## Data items
--*--
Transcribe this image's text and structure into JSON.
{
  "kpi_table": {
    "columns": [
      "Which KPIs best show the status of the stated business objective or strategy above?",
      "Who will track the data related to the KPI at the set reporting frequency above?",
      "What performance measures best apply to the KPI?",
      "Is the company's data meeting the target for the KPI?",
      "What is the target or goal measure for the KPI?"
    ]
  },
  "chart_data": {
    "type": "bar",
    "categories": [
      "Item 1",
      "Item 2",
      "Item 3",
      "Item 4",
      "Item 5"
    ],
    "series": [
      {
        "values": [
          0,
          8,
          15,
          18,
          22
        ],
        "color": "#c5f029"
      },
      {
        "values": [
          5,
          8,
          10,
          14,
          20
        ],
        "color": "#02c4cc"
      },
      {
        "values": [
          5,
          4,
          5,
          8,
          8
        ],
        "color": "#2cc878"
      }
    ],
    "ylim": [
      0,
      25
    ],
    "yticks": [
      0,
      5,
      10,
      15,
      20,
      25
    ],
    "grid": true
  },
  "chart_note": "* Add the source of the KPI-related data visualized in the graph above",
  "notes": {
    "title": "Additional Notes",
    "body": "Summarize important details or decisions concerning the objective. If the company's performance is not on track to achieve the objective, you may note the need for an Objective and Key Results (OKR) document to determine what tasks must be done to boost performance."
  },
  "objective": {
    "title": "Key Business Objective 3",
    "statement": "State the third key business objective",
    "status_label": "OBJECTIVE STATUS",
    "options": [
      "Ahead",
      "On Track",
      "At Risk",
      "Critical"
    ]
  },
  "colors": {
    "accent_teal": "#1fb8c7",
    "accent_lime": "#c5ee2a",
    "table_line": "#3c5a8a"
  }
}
--*--
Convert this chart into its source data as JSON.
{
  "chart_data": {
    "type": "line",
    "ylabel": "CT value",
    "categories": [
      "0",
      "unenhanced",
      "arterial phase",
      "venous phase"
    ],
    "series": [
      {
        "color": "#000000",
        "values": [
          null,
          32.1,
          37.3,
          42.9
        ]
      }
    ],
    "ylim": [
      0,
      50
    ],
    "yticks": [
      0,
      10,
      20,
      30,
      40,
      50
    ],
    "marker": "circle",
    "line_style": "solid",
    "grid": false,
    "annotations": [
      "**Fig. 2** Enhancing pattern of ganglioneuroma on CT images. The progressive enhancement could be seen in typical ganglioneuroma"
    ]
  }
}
--*--
## Brief
Locate the word "into" in the records above, and return each line that has it.

## Full solution
Transcribe this image's text and structure into JSON.
Convert this chart into its source data as JSON.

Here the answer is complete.